- To be done -
Reproduce the data word for word from its first line through the line that contains "name-pronunciation-dialog: Add name", including both of those lines.

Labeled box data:
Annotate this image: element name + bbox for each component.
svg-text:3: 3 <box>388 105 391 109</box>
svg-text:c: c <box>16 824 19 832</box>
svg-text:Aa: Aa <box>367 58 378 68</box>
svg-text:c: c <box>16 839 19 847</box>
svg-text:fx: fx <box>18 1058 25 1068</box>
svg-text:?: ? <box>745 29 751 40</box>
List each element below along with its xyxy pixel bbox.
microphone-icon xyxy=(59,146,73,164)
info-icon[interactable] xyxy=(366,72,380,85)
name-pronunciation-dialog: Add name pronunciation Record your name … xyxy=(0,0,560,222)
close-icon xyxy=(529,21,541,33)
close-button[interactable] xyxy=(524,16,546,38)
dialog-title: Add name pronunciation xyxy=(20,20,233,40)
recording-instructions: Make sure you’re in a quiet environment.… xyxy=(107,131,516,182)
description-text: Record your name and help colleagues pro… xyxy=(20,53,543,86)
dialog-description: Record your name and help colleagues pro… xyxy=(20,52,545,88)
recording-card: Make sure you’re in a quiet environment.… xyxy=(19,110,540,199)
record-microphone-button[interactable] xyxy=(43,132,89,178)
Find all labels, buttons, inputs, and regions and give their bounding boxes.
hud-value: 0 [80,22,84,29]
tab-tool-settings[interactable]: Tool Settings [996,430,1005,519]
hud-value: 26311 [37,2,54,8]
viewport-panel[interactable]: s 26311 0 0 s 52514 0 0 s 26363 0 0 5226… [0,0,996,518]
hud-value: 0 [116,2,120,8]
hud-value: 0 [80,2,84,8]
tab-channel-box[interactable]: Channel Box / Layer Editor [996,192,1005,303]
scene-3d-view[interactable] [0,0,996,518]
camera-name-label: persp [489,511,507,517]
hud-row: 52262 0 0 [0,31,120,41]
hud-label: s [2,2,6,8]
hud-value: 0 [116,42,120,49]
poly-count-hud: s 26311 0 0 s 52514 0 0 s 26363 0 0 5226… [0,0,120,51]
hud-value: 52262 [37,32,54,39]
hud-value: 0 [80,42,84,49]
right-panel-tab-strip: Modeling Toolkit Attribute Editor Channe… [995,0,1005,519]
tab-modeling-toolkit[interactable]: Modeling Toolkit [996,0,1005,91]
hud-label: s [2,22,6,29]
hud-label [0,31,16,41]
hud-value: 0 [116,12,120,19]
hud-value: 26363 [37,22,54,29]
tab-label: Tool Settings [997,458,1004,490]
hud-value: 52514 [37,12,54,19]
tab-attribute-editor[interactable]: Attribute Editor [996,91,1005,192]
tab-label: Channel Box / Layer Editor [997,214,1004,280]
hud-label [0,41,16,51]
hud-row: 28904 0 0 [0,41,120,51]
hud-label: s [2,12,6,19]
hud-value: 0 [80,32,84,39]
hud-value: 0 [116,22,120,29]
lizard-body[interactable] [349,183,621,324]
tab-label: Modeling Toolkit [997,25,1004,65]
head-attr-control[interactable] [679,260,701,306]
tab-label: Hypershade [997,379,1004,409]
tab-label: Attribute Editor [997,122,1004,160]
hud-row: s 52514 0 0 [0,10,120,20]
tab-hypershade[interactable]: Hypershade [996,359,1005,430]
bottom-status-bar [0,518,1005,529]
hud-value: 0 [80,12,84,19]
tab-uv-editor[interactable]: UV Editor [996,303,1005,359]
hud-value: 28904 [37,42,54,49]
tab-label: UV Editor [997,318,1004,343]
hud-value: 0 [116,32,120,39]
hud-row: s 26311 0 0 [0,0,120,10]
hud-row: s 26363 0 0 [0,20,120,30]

- Response -
Annotate this image: element name + bbox for each component.
svg-text:3: 3 <box>388 105 391 109</box>
svg-text:c: c <box>16 824 19 832</box>
svg-text:Aa: Aa <box>367 58 378 68</box>
svg-text:c: c <box>16 839 19 847</box>
svg-text:fx: fx <box>18 1058 25 1068</box>
svg-text:?: ? <box>745 29 751 40</box>
List each element below along with its xyxy pixel bbox.
microphone-icon xyxy=(59,146,73,164)
info-icon[interactable] xyxy=(366,72,380,85)
name-pronunciation-dialog: Add name pronunciation Record your name … xyxy=(0,0,560,222)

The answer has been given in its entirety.